Challenge: Say only how many lines contain the word "Temp".

___

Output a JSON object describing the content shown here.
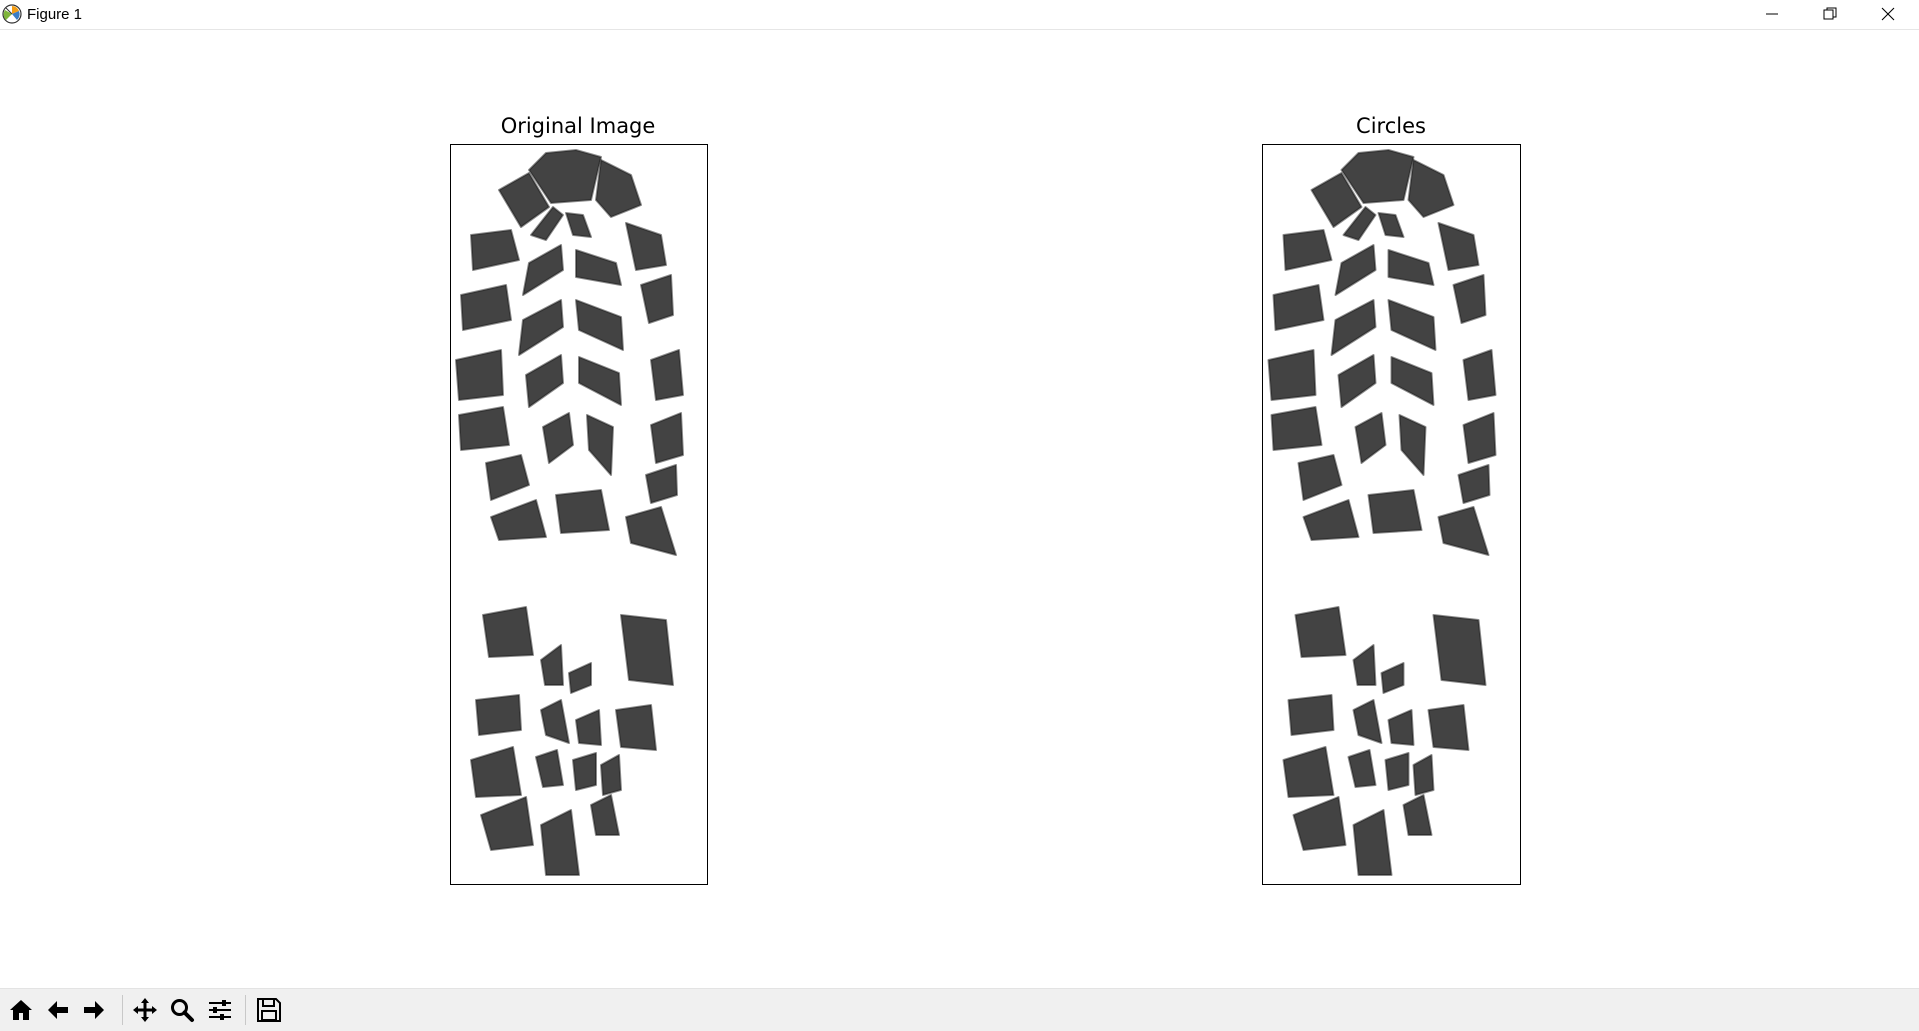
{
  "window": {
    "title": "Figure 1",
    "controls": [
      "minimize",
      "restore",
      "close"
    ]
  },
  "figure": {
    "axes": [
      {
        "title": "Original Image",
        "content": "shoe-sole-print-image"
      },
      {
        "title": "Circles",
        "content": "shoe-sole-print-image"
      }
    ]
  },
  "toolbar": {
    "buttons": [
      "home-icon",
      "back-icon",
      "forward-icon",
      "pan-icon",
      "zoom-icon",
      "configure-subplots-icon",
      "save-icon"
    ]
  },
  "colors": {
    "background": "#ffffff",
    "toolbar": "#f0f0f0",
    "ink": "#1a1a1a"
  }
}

___

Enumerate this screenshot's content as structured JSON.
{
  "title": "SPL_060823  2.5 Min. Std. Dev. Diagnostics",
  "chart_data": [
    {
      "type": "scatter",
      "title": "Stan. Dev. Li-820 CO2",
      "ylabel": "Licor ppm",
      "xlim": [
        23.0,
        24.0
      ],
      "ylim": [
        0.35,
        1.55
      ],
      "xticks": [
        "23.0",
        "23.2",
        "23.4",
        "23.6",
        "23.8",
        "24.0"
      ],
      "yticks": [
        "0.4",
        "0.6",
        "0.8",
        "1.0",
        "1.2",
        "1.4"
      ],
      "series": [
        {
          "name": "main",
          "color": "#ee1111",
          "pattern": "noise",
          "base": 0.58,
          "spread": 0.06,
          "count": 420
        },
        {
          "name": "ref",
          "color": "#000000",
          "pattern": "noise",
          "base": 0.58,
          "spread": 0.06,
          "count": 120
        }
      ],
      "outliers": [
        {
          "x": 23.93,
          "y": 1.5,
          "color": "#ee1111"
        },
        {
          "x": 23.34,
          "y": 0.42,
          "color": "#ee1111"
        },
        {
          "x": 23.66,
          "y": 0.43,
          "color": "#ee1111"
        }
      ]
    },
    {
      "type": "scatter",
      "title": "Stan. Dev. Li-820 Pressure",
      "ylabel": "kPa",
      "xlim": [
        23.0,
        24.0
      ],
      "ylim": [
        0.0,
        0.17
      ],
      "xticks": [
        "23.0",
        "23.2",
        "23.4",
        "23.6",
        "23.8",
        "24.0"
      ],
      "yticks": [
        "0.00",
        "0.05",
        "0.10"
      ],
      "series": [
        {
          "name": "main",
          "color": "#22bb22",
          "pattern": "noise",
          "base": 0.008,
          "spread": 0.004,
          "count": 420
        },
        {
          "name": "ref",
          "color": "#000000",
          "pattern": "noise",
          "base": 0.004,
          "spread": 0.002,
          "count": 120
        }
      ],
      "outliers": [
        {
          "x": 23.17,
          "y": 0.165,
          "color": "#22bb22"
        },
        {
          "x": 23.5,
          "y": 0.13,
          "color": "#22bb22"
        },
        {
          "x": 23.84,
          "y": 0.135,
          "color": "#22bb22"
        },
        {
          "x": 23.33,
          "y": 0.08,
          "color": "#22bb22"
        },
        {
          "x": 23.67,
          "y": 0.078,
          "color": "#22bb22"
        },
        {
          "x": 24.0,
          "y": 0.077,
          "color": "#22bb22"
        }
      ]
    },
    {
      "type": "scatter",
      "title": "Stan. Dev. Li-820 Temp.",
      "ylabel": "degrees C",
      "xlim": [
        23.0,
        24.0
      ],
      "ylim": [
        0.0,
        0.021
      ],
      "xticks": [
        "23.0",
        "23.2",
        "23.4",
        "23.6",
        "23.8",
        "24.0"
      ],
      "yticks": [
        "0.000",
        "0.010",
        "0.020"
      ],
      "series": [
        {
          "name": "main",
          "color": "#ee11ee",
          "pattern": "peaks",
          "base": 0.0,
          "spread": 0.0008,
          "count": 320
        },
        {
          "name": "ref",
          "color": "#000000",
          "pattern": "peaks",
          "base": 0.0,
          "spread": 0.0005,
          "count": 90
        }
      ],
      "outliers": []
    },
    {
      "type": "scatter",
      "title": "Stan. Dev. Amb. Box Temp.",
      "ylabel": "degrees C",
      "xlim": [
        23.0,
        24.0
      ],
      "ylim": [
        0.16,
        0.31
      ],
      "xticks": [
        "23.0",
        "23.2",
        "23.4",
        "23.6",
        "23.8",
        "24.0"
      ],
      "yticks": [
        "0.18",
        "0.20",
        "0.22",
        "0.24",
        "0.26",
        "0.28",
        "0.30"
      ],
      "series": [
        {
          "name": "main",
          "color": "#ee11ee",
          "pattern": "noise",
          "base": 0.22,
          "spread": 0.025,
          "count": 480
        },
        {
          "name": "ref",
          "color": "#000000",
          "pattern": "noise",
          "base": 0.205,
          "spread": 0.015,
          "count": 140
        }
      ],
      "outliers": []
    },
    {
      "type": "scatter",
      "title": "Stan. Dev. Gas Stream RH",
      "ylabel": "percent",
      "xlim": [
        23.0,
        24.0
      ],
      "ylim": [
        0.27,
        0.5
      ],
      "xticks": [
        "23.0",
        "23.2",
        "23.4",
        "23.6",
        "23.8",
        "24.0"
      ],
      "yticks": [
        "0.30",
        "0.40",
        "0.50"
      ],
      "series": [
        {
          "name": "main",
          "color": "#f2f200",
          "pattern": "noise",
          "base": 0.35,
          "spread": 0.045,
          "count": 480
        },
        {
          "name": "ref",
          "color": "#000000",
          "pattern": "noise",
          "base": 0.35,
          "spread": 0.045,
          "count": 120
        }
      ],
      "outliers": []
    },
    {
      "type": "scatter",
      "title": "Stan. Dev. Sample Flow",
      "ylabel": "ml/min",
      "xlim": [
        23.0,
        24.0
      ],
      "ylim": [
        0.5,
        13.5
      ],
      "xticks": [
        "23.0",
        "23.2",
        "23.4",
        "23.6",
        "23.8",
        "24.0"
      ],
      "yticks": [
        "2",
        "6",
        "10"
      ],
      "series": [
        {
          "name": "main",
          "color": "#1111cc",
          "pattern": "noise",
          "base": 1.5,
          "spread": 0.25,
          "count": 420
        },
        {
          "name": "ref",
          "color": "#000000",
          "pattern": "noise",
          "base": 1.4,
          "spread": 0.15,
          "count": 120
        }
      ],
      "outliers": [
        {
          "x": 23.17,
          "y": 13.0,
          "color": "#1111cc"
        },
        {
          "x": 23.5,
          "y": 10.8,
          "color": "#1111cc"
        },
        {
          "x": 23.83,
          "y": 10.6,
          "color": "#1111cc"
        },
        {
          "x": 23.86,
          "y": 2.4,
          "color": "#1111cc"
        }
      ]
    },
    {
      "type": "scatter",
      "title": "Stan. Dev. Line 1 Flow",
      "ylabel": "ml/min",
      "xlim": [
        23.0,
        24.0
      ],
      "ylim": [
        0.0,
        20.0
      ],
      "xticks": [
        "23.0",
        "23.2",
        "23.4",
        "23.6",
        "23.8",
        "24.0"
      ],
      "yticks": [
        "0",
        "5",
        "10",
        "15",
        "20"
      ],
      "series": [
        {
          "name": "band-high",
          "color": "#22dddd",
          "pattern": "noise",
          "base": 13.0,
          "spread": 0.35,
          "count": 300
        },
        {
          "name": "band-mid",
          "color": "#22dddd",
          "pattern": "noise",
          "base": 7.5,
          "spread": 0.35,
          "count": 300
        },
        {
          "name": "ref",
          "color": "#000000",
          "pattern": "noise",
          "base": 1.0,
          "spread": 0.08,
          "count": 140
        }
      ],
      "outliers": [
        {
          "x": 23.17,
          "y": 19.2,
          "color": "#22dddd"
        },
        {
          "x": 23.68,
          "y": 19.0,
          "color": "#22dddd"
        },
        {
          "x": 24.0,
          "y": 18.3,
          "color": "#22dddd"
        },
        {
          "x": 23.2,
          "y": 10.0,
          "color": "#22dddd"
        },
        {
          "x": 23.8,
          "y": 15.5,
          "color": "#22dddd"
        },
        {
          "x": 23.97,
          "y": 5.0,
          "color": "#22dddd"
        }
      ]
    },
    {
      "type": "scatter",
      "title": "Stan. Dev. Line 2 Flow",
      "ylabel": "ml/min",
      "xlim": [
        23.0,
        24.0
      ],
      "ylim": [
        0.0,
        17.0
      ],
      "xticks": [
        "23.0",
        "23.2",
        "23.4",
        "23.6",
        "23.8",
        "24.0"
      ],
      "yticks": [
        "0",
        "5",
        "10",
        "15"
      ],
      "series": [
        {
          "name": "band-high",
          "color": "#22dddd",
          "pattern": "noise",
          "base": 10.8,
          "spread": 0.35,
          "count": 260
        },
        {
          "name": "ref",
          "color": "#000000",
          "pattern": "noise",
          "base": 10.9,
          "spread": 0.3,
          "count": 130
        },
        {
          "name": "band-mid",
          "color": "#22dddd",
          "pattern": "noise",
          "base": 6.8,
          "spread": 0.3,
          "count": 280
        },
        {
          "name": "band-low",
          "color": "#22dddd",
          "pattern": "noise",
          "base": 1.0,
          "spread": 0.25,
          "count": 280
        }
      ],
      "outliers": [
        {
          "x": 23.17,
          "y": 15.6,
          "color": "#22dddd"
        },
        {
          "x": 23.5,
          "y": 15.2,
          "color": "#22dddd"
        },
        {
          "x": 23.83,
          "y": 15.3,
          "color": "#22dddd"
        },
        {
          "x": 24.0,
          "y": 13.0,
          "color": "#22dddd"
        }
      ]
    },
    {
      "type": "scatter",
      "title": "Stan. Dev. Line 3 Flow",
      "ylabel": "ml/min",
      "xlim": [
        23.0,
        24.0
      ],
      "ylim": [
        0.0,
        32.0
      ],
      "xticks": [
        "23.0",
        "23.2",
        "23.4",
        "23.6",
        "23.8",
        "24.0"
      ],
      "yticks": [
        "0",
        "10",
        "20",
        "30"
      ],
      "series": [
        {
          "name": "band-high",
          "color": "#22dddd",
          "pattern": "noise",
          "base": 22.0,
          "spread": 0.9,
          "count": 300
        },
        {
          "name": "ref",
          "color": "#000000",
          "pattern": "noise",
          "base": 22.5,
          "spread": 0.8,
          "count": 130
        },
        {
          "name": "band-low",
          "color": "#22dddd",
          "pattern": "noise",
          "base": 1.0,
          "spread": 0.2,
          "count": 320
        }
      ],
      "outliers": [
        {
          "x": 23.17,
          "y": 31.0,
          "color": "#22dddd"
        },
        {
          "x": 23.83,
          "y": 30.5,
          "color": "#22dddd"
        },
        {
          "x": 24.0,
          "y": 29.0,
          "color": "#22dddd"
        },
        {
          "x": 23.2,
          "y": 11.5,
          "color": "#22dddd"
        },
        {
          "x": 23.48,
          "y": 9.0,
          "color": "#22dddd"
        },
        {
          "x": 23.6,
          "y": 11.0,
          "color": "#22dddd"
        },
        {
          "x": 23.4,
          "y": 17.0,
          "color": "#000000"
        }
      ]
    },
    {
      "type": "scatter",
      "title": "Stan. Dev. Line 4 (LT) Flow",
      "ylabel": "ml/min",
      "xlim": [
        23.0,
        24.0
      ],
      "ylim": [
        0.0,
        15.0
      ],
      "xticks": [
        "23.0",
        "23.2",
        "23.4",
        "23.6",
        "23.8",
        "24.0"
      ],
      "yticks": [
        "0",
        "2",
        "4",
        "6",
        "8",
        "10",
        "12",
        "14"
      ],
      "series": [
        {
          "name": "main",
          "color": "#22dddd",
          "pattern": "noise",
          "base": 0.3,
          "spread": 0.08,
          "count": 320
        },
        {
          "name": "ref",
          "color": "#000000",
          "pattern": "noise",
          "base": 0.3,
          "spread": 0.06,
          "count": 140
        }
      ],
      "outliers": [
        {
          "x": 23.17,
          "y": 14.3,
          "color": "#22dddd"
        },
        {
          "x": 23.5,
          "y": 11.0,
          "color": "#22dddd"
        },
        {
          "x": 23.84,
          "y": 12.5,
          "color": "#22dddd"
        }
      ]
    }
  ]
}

___

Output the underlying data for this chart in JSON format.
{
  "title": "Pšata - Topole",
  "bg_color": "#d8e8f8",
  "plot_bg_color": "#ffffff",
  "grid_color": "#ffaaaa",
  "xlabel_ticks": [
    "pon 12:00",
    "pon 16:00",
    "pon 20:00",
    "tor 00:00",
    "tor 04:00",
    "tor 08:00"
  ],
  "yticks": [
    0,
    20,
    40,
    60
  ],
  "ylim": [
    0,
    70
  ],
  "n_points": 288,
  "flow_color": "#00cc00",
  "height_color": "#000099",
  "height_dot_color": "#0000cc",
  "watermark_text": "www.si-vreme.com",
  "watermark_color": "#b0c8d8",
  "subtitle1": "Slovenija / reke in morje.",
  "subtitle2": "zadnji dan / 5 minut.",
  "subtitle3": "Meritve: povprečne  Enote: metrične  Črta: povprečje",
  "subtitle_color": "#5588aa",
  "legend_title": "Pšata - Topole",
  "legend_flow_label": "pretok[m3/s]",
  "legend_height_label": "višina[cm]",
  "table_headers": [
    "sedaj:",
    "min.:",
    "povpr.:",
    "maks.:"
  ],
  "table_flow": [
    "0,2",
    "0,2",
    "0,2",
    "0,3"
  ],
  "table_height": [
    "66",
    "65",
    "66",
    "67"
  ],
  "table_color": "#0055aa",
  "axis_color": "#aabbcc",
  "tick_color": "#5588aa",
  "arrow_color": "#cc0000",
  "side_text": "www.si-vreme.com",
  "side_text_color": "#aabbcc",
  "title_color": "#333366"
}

___

Correct answer: 2